> [Problem to solve]: Return every line below in which "days" appears.

> [Extracted records]:

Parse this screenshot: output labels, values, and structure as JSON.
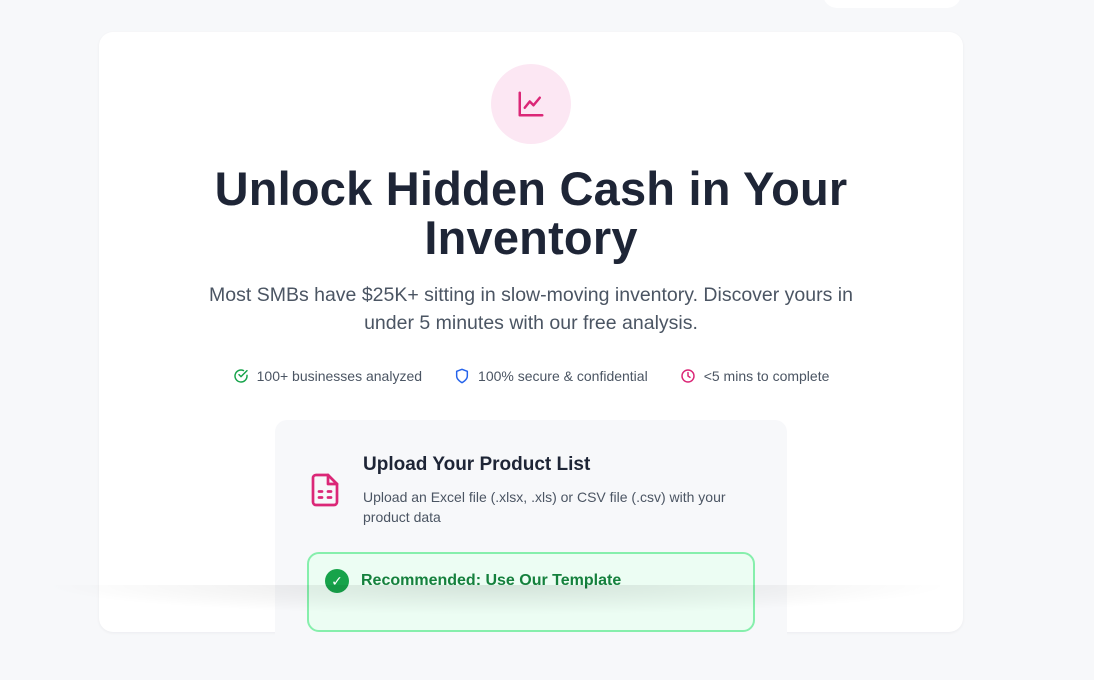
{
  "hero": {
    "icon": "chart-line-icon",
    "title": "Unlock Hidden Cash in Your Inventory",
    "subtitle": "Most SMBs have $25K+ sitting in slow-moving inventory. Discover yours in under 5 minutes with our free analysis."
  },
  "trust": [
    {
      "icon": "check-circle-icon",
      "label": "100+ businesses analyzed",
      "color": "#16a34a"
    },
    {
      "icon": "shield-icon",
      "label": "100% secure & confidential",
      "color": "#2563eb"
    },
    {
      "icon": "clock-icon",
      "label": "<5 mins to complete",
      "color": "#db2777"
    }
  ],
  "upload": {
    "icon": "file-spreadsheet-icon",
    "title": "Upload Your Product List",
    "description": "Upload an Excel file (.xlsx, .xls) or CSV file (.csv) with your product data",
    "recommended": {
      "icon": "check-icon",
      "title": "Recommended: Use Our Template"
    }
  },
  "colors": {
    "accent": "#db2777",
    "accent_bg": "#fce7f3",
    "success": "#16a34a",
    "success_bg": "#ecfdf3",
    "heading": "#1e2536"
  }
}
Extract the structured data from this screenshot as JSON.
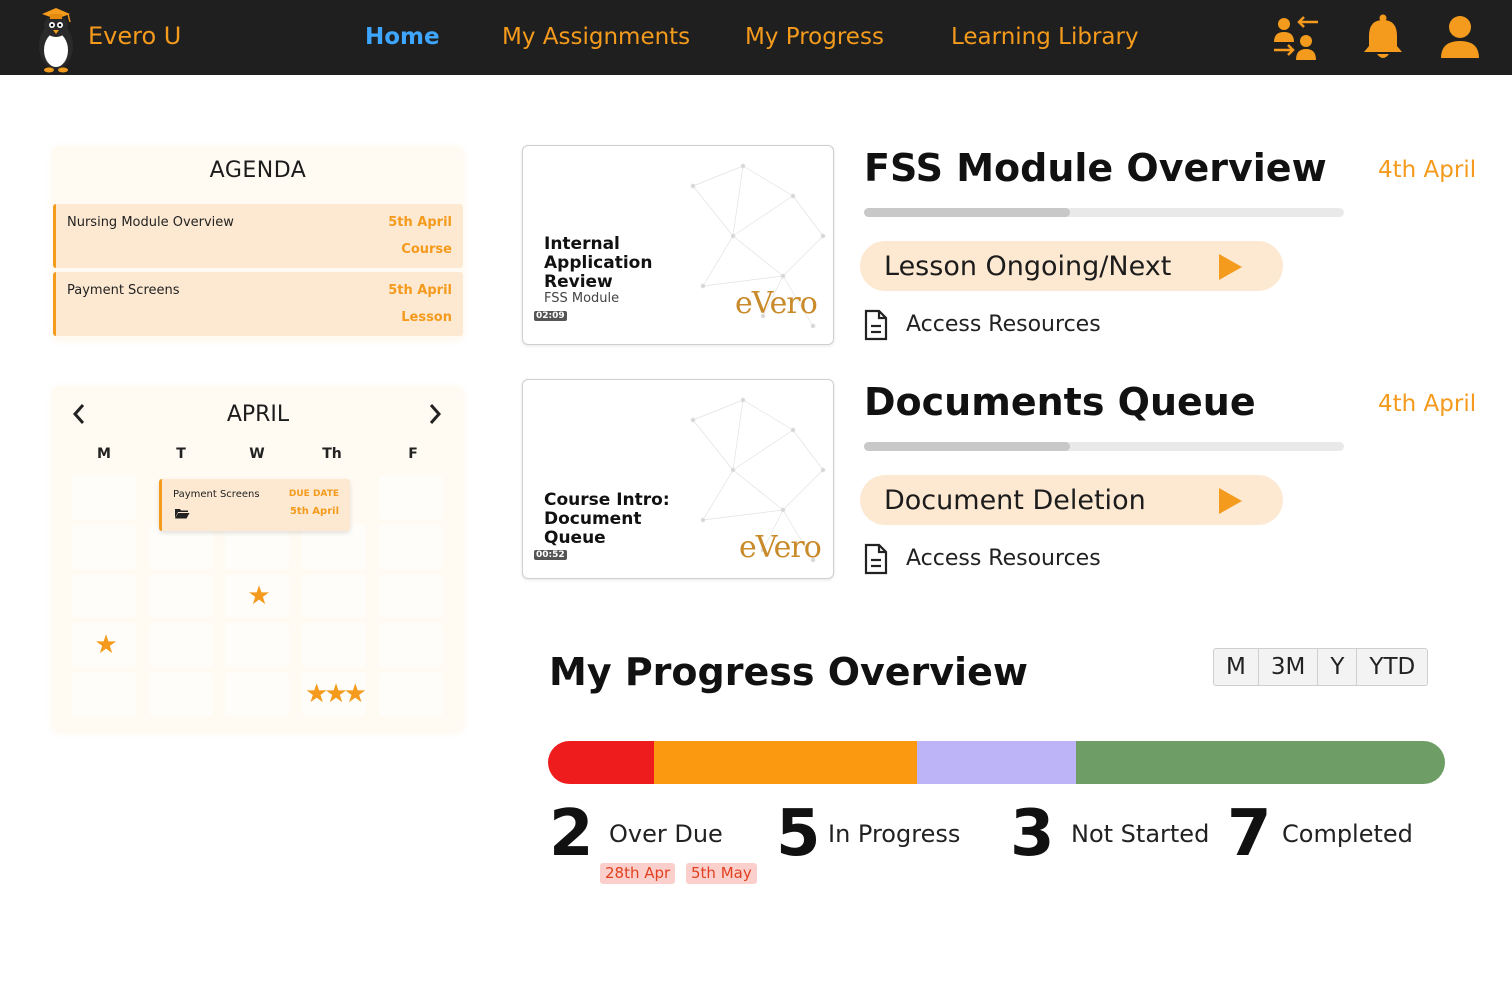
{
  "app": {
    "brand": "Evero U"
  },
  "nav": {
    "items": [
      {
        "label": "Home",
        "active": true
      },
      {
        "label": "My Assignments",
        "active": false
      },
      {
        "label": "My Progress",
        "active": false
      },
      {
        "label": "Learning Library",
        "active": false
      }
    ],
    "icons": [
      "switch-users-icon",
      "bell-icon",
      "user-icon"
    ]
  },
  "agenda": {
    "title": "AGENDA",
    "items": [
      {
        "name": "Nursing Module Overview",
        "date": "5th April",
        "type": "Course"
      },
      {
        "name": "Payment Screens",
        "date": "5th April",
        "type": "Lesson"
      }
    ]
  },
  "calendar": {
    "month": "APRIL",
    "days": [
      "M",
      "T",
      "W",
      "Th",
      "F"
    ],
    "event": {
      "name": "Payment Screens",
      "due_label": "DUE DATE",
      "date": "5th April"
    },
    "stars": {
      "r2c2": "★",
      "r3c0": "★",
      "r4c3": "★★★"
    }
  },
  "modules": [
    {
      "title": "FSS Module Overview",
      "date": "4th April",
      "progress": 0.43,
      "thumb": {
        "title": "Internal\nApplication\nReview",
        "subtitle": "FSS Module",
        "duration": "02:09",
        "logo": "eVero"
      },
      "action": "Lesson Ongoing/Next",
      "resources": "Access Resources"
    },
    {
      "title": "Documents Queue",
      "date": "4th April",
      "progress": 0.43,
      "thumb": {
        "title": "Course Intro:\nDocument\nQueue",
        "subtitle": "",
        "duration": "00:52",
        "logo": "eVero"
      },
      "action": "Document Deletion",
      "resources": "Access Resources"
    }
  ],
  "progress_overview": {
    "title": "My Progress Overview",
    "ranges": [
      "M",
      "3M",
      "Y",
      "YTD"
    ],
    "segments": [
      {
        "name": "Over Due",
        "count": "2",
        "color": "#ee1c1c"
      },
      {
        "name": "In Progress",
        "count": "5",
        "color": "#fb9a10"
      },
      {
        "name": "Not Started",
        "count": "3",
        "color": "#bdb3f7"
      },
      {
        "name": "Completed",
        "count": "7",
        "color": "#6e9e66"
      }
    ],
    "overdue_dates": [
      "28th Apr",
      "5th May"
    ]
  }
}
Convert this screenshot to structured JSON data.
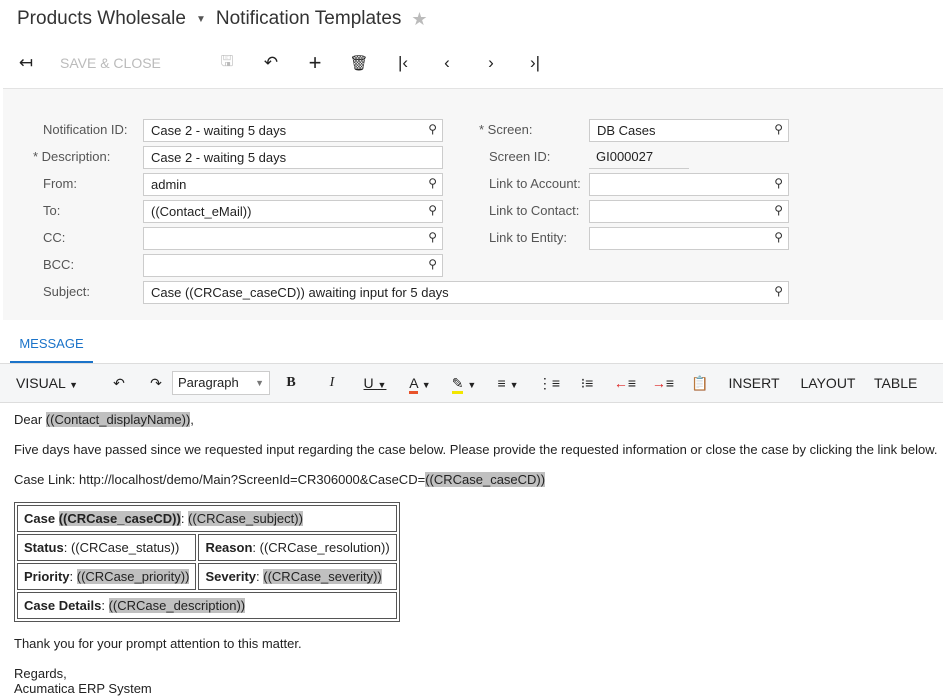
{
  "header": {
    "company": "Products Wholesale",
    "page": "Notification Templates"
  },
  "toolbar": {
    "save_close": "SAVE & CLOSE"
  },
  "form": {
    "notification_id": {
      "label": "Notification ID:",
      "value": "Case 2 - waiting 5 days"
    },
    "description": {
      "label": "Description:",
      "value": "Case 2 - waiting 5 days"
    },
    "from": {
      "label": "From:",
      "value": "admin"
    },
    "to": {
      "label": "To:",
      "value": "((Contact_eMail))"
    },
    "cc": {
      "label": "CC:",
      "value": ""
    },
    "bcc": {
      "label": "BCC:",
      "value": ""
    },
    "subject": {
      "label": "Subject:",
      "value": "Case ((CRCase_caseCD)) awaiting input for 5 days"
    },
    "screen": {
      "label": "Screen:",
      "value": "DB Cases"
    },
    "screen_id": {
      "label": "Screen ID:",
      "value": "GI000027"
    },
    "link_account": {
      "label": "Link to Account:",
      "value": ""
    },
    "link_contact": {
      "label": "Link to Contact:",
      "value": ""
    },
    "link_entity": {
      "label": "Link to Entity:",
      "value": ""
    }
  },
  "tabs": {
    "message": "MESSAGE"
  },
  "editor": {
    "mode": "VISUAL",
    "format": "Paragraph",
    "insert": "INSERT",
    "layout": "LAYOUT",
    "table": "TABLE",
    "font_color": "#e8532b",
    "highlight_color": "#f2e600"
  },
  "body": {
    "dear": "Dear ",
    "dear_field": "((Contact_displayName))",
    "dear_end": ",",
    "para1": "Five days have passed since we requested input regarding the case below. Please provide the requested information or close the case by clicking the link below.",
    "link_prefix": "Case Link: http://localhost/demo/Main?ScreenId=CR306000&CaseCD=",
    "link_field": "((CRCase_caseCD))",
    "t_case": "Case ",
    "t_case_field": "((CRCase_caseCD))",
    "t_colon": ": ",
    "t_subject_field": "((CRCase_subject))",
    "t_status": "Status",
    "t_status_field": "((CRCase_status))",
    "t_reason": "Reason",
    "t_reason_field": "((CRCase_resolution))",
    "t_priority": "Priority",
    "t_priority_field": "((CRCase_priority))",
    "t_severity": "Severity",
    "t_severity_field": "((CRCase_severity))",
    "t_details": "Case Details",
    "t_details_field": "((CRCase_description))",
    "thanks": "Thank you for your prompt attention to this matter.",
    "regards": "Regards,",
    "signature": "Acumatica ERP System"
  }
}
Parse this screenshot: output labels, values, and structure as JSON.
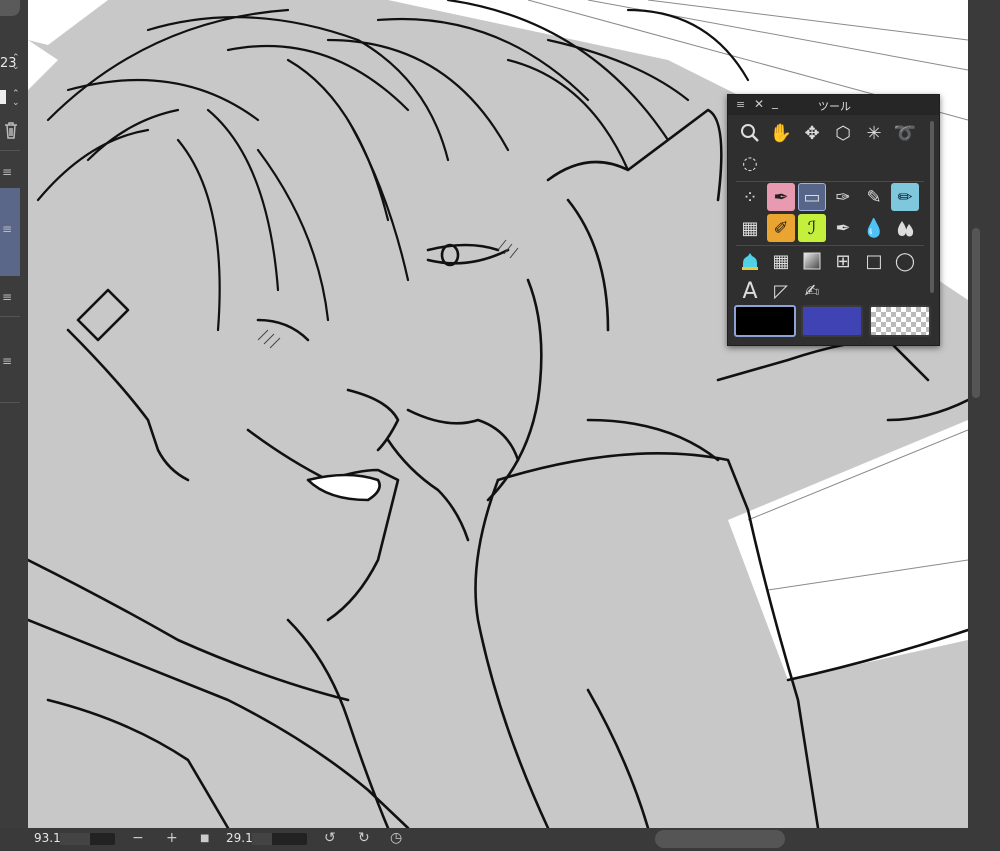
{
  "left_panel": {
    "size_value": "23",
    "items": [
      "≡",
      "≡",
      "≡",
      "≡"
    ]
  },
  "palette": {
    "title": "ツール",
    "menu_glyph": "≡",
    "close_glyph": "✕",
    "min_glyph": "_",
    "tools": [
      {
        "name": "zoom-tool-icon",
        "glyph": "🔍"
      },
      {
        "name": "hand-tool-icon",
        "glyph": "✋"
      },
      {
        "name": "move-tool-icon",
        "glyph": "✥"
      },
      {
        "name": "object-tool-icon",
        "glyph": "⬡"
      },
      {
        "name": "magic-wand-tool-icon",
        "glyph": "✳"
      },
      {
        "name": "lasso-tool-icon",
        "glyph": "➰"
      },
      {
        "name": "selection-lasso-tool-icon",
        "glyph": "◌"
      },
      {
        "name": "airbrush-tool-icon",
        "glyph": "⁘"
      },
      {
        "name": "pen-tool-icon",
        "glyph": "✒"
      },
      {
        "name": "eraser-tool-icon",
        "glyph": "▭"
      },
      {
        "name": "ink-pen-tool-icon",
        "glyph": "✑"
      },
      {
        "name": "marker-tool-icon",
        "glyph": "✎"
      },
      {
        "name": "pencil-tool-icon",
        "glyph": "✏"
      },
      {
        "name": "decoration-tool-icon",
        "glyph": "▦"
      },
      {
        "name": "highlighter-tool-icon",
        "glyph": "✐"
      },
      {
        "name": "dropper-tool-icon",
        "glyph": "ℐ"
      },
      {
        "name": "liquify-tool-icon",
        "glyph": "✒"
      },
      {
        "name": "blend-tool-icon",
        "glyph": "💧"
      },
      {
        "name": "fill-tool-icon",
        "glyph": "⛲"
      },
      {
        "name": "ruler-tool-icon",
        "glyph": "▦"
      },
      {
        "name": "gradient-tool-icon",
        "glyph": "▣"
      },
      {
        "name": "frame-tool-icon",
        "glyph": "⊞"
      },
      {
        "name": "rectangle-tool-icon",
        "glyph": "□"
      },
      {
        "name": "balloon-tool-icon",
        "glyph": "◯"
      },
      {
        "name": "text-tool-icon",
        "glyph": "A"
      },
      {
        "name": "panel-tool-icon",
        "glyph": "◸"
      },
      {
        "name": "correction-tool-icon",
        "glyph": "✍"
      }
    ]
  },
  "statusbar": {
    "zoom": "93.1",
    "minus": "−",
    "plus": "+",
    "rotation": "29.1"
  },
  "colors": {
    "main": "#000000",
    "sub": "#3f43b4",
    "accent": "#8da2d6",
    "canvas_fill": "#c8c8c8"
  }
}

> [Reply to the task]:
    "days": [
      "value": "Case 2 - waiting 5 days"
      "value": "Case 2 - waiting 5 days"
      "value": "Case ((CRCase_caseCD)) awaiting input for 5 days"
    "para1": "Five days have passed since we requested input regarding the case below. Please provide the requested information or close the case by clicking the link below.",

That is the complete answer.